### What is needed
Quote the whole listing verbatim.

○ ○ ○ ○ ○

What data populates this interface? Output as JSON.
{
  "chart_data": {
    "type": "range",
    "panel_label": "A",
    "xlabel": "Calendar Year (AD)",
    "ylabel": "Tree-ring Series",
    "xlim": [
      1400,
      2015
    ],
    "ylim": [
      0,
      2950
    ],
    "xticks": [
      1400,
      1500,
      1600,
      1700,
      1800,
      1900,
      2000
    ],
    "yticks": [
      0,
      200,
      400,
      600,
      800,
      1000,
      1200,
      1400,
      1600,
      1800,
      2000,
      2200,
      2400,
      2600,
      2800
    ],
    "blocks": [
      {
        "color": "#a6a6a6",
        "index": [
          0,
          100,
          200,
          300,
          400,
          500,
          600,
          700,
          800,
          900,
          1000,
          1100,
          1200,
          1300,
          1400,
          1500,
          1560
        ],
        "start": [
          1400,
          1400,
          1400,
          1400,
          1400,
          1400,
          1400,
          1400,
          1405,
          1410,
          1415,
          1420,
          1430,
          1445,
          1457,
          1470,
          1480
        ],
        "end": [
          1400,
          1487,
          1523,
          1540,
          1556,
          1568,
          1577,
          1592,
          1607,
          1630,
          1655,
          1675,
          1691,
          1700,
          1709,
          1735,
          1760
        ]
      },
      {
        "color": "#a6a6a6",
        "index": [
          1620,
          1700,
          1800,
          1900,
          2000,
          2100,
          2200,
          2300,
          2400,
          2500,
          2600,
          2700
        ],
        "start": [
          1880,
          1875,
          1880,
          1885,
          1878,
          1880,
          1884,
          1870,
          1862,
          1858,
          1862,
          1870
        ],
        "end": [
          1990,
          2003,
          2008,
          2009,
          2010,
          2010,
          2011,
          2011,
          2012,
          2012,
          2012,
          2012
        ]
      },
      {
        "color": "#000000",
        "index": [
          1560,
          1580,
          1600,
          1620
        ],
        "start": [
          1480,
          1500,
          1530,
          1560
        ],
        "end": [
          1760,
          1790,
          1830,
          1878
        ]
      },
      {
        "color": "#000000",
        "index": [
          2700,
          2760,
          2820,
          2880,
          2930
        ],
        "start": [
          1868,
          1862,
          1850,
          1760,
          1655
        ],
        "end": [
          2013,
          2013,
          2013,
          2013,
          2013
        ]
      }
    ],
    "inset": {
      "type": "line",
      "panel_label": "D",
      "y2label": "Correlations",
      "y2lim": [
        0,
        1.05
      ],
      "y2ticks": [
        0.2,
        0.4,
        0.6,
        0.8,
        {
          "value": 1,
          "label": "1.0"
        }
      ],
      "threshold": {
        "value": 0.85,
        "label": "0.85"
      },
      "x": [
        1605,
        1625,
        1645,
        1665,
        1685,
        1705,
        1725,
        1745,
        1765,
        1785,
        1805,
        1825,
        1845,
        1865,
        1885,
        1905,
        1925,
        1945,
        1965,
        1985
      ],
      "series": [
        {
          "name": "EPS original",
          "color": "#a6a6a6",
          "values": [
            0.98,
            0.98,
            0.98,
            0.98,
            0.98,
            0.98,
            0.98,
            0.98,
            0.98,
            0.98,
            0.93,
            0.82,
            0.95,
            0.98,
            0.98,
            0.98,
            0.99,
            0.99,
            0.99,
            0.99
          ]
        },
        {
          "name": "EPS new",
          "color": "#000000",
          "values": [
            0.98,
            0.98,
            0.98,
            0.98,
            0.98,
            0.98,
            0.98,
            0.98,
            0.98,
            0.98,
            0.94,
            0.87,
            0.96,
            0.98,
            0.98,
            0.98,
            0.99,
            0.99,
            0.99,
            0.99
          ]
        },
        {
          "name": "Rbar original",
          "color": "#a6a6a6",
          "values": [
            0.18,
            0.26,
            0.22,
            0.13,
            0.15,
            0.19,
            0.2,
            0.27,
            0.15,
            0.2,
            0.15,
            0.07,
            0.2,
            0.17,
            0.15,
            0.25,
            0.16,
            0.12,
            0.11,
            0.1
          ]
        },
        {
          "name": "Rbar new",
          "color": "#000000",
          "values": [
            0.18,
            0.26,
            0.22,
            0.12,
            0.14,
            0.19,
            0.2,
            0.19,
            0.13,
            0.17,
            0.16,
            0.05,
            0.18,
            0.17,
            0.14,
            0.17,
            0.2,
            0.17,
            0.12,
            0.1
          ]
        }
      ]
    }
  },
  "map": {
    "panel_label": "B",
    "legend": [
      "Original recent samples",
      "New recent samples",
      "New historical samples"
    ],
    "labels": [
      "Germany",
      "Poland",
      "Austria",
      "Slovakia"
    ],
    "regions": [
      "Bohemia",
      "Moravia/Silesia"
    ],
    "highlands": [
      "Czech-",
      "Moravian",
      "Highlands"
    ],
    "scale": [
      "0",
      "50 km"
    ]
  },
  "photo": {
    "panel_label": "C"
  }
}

○ ○ ○ ○ ○

### Correct output
What data populates this interface? Output as JSON.
{
  "chart_data": {
    "type": "range",
    "panel_label": "A",
    "xlabel": "Calendar Year (AD)",
    "ylabel": "Tree-ring Series",
    "xlim": [
      1400,
      2015
    ],
    "ylim": [
      0,
      2950
    ],
    "xticks": [
      1400,
      1500,
      1600,
      1700,
      1800,
      1900,
      2000
    ],
    "yticks": [
      0,
      200,
      400,
      600,
      800,
      1000,
      1200,
      1400,
      1600,
      1800,
      2000,
      2200,
      2400,
      2600,
      2800
    ],
    "blocks": [
      {
        "color": "#a6a6a6",
        "index": [
          0,
          100,
          200,
          300,
          400,
          500,
          600,
          700,
          800,
          900,
          1000,
          1100,
          1200,
          1300,
          1400,
          1500,
          1560
        ],
        "start": [
          1400,
          1400,
          1400,
          1400,
          1400,
          1400,
          1400,
          1400,
          1405,
          1410,
          1415,
          1420,
          1430,
          1445,
          1457,
          1470,
          1480
        ],
        "end": [
          1400,
          1487,
          1523,
          1540,
          1556,
          1568,
          1577,
          1592,
          1607,
          1630,
          1655,
          1675,
          1691,
          1700,
          1709,
          1735,
          1760
        ]
      },
      {
        "color": "#a6a6a6",
        "index": [
          1620,
          1700,
          1800,
          1900,
          2000,
          2100,
          2200,
          2300,
          2400,
          2500,
          2600,
          2700
        ],
        "start": [
          1880,
          1875,
          1880,
          1885,
          1878,
          1880,
          1884,
          1870,
          1862,
          1858,
          1862,
          1870
        ],
        "end": [
          1990,
          2003,
          2008,
          2009,
          2010,
          2010,
          2011,
          2011,
          2012,
          2012,
          2012,
          2012
        ]
      },
      {
        "color": "#000000",
        "index": [
          1560,
          1580,
          1600,
          1620
        ],
        "start": [
          1480,
          1500,
          1530,
          1560
        ],
        "end": [
          1760,
          1790,
          1830,
          1878
        ]
      },
      {
        "color": "#000000",
        "index": [
          2700,
          2760,
          2820,
          2880,
          2930
        ],
        "start": [
          1868,
          1862,
          1850,
          1760,
          1655
        ],
        "end": [
          2013,
          2013,
          2013,
          2013,
          2013
        ]
      }
    ],
    "inset": {
      "type": "line",
      "panel_label": "D",
      "y2label": "Correlations",
      "y2lim": [
        0,
        1.05
      ],
      "y2ticks": [
        0.2,
        0.4,
        0.6,
        0.8,
        {
          "value": 1,
          "label": "1.0"
        }
      ],
      "threshold": {
        "value": 0.85,
        "label": "0.85"
      },
      "x": [
        1605,
        1625,
        1645,
        1665,
        1685,
        1705,
        1725,
        1745,
        1765,
        1785,
        1805,
        1825,
        1845,
        1865,
        1885,
        1905,
        1925,
        1945,
        1965,
        1985
      ],
      "series": [
        {
          "name": "EPS original",
          "color": "#a6a6a6",
          "values": [
            0.98,
            0.98,
            0.98,
            0.98,
            0.98,
            0.98,
            0.98,
            0.98,
            0.98,
            0.98,
            0.93,
            0.82,
            0.95,
            0.98,
            0.98,
            0.98,
            0.99,
            0.99,
            0.99,
            0.99
          ]
        },
        {
          "name": "EPS new",
          "color": "#000000",
          "values": [
            0.98,
            0.98,
            0.98,
            0.98,
            0.98,
            0.98,
            0.98,
            0.98,
            0.98,
            0.98,
            0.94,
            0.87,
            0.96,
            0.98,
            0.98,
            0.98,
            0.99,
            0.99,
            0.99,
            0.99
          ]
        },
        {
          "name": "Rbar original",
          "color": "#a6a6a6",
          "values": [
            0.18,
            0.26,
            0.22,
            0.13,
            0.15,
            0.19,
            0.2,
            0.27,
            0.15,
            0.2,
            0.15,
            0.07,
            0.2,
            0.17,
            0.15,
            0.25,
            0.16,
            0.12,
            0.11,
            0.1
          ]
        },
        {
          "name": "Rbar new",
          "color": "#000000",
          "values": [
            0.18,
            0.26,
            0.22,
            0.12,
            0.14,
            0.19,
            0.2,
            0.19,
            0.13,
            0.17,
            0.16,
            0.05,
            0.18,
            0.17,
            0.14,
            0.17,
            0.2,
            0.17,
            0.12,
            0.1
          ]
        }
      ]
    }
  },
  "map": {
    "panel_label": "B",
    "legend": [
      "Original recent samples",
      "New recent samples",
      "New historical samples"
    ],
    "labels": [
      "Germany",
      "Poland",
      "Austria",
      "Slovakia"
    ],
    "regions": [
      "Bohemia",
      "Moravia/Silesia"
    ],
    "highlands": [
      "Czech-",
      "Moravian",
      "Highlands"
    ],
    "scale": [
      "0",
      "50 km"
    ]
  },
  "photo": {
    "panel_label": "C"
  }
}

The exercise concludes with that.